## The request
Return all lines where the word "Sesam" can be found.
══ Dataset records ══
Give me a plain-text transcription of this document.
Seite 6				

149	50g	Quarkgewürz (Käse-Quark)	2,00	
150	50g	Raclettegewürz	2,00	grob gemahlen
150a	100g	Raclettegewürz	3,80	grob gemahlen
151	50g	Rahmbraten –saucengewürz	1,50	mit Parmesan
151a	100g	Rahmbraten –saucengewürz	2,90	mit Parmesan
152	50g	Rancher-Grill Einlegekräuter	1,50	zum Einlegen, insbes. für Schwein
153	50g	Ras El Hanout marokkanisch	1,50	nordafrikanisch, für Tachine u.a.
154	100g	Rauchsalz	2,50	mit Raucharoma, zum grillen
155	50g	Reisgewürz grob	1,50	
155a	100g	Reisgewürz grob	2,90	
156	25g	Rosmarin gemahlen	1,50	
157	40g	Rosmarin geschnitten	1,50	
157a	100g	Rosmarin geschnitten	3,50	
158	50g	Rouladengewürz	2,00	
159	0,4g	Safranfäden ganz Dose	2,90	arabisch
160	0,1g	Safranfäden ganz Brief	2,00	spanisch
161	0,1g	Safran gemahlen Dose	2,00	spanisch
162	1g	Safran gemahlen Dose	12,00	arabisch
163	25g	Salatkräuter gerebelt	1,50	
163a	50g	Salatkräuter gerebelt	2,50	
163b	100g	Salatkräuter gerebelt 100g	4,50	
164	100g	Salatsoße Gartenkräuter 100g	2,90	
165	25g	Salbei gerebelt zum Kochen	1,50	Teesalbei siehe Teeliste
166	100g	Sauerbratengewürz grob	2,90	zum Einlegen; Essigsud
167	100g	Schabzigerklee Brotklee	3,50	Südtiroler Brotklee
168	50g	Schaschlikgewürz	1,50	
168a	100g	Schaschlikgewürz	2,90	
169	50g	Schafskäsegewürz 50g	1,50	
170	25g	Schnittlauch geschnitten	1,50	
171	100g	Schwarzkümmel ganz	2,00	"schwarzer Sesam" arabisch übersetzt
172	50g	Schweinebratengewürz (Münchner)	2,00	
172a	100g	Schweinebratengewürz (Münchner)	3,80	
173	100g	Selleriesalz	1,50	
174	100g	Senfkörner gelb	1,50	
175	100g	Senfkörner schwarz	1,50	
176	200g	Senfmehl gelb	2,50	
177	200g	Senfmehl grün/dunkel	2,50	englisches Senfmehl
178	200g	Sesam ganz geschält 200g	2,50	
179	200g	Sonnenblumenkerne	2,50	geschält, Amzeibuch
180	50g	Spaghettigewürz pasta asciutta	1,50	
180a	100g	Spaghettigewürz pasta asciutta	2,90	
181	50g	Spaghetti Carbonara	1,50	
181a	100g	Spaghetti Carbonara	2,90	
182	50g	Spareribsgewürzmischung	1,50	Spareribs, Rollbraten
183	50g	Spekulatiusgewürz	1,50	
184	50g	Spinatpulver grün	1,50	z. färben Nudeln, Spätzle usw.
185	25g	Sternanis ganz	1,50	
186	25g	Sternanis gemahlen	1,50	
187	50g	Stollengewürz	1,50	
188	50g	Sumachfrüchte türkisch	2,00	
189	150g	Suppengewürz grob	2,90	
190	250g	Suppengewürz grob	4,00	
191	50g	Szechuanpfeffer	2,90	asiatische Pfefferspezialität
═══
## The result
171	100g	Schwarzkümmel ganz	2,00	"schwarzer Sesam" arabisch übersetzt
178	200g	Sesam ganz geschält 200g	2,50	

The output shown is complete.